• YOUR GOAL: Extract each line from the entries below that has the string "opposed" in it.
= = = = = = =
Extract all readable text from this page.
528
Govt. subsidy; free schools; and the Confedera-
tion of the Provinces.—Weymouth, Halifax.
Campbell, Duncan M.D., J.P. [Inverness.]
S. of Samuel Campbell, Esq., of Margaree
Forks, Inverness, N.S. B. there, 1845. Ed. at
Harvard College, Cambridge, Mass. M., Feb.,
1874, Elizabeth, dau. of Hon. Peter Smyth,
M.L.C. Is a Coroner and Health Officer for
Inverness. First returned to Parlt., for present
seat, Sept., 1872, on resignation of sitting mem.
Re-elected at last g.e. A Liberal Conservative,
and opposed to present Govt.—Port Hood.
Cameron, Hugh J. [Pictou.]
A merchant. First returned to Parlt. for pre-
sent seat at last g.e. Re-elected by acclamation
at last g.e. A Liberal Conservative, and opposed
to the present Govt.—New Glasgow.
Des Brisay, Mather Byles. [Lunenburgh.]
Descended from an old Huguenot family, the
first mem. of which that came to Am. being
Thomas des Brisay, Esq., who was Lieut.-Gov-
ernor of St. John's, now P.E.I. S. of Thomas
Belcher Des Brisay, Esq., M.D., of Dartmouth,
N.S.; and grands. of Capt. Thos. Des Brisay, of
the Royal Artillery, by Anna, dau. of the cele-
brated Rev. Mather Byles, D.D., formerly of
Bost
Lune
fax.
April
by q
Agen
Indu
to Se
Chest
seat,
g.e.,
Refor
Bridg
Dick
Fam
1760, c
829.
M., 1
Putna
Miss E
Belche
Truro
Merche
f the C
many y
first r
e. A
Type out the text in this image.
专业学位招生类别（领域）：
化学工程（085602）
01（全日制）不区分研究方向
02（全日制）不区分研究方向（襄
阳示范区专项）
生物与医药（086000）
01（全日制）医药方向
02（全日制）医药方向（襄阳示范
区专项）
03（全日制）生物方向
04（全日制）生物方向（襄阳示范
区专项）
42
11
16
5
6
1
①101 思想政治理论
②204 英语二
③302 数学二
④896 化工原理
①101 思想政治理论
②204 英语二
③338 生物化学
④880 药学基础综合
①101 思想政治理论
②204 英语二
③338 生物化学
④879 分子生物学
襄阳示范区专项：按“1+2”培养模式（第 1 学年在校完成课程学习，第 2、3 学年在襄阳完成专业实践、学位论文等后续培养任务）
= = = = = = =
• ANSWER:
and opposed to present Govt.—Port Hood.
at last g.e. A Liberal Conservative, and opposed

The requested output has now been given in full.